*INSTRUCTIONS FOR THE TASK*
Each entry below should be written out exactly as it is, with no pictures.

*RECORD SET*

===

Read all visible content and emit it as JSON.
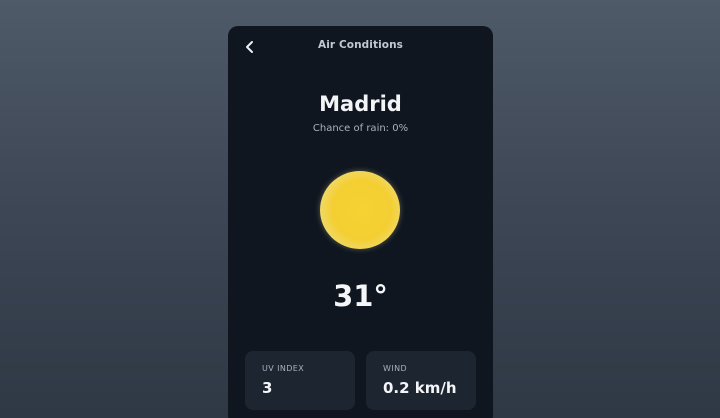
{
  "header": {
    "title": "Air Conditions",
    "back_icon": "chevron-left-icon"
  },
  "location": {
    "city": "Madrid",
    "rain_chance": "Chance of rain: 0%"
  },
  "weather": {
    "icon": "sun-icon",
    "temperature": "31°"
  },
  "metrics": {
    "uv": {
      "label": "UV INDEX",
      "value": "3"
    },
    "wind": {
      "label": "WIND",
      "value": "0.2 km/h"
    }
  },
  "colors": {
    "background": "#3e4856",
    "panel": "#0f1620",
    "card": "#1d2531",
    "sun": "#f4cf33"
  }
}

===

*EXERCISE RESPONSE*
Read all visible content and emit it as JSON.
{
  "header": {
    "title": "Air Conditions",
    "back_icon": "chevron-left-icon"
  },
  "location": {
    "city": "Madrid",
    "rain_chance": "Chance of rain: 0%"
  },
  "weather": {
    "icon": "sun-icon",
    "temperature": "31°"
  },
  "metrics": {
    "uv": {
      "label": "UV INDEX",
      "value": "3"
    },
    "wind": {
      "label": "WIND",
      "value": "0.2 km/h"
    }
  },
  "colors": {
    "background": "#3e4856",
    "panel": "#0f1620",
    "card": "#1d2531",
    "sun": "#f4cf33"
  }
}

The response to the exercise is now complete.